INSTRUCTIONS FOR THE TASK
Please list every door, gate, and window that the forum thread mentions.

SOURCE DOCUMENT
===============
First of all, sorry for replying in an old topic but I don't want to duplicate threads here.

Doeremi, did you manage to stop your cats from meowing? I am having the same problem.  

Now every time my cat sees our entrance door opening, she would just run to outside! I don't mind may cat to play outside but there is an entrance gate out there that can lead her to the streets.
So when she fails to run outside, she would just sit in front of the door and meow.  

Putting her on the window is a bad idea because there are lots of street cats in my area and one of them before was almost going to jump into my window because it saw my parakeet in its cage! :!: 

My point is...I can't allow my cat to go outside. At the sametime, I don't want her to feel that I'm abandoning her. What can I do? :?:


----------



## Doeremi (Aug 21, 2004)

Yeah he finally did stop his annoying meowing. In case of accidental getaways make sure you put a collar on with an id tag. Last summer I allowed them to stay in the open breezeway/mudroom. Then Nala started going through the dog door into the backyard. If something like that causes more meowing then just don't do it. 

If she is a meower just do something to distract her. You'll have to make sure she doesn't get out. Might have to get some kitty toys or catnip.. After time she will stop. But you won't be able to take her out and expect her not to meow.


----------



## Sarah-Lou (Sep 22, 2009)

My friend has two indoor kittens...they have been fine about not going outside until recently when Alfie realised there were females that want his 'attention'...he is booked in to be neutered but his little exploration sessions of the back yard have been put on hold. He started to jump the wall and go in search of females...he didn't get very far and could usually be found less than 10 metres up from my friends house meowing and looking upset  he's a baby really! Whilst her other kitten shows no intention of going outside and is quite happy to live inside with Alfie.


----------
===============
DATA BLOCK

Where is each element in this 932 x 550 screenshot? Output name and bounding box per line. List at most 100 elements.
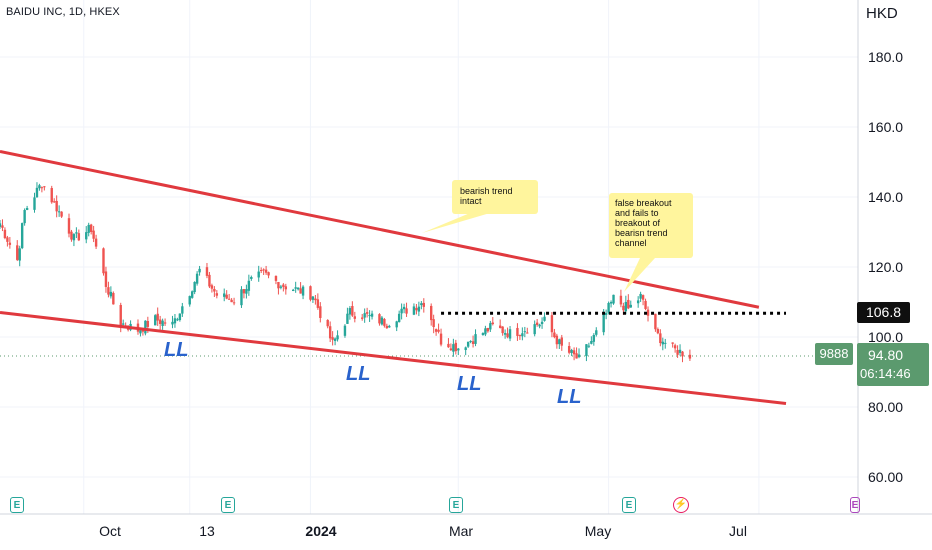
===============
FINAL RESULT
- entrance door
- entrance gate
- window
- dog door